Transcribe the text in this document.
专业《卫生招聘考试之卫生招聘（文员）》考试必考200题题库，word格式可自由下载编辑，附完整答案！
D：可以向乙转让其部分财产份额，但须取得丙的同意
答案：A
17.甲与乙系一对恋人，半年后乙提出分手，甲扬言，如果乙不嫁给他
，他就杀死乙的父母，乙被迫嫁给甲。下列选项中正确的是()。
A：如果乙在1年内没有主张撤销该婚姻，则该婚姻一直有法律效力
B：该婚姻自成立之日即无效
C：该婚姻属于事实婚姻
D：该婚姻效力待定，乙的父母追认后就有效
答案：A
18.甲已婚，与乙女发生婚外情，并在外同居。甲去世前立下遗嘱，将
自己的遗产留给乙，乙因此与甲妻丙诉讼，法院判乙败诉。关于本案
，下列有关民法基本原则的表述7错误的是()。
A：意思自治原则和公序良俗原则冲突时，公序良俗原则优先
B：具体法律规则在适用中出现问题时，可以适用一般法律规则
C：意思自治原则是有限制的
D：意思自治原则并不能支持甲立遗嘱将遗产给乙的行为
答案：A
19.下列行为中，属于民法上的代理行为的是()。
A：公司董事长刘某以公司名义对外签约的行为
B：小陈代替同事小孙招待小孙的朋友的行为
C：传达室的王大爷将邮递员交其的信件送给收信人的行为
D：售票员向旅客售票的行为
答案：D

* * *

● **The exercise**
Without omitting anything, output the entries exactly.

● **Right answer**
Transcribe the text in this document.
专业《卫生招聘考试之卫生招聘（文员）》考试必考200题题库，word格式可自由下载编辑，附完整答案！
D：可以向乙转让其部分财产份额，但须取得丙的同意
答案：A
17.甲与乙系一对恋人，半年后乙提出分手，甲扬言，如果乙不嫁给他
，他就杀死乙的父母，乙被迫嫁给甲。下列选项中正确的是()。
A：如果乙在1年内没有主张撤销该婚姻，则该婚姻一直有法律效力
B：该婚姻自成立之日即无效
C：该婚姻属于事实婚姻
D：该婚姻效力待定，乙的父母追认后就有效
答案：A
18.甲已婚，与乙女发生婚外情，并在外同居。甲去世前立下遗嘱，将
自己的遗产留给乙，乙因此与甲妻丙诉讼，法院判乙败诉。关于本案
，下列有关民法基本原则的表述7错误的是()。
A：意思自治原则和公序良俗原则冲突时，公序良俗原则优先
B：具体法律规则在适用中出现问题时，可以适用一般法律规则
C：意思自治原则是有限制的
D：意思自治原则并不能支持甲立遗嘱将遗产给乙的行为
答案：A
19.下列行为中，属于民法上的代理行为的是()。
A：公司董事长刘某以公司名义对外签约的行为
B：小陈代替同事小孙招待小孙的朋友的行为
C：传达室的王大爷将邮递员交其的信件送给收信人的行为
D：售票员向旅客售票的行为
答案：D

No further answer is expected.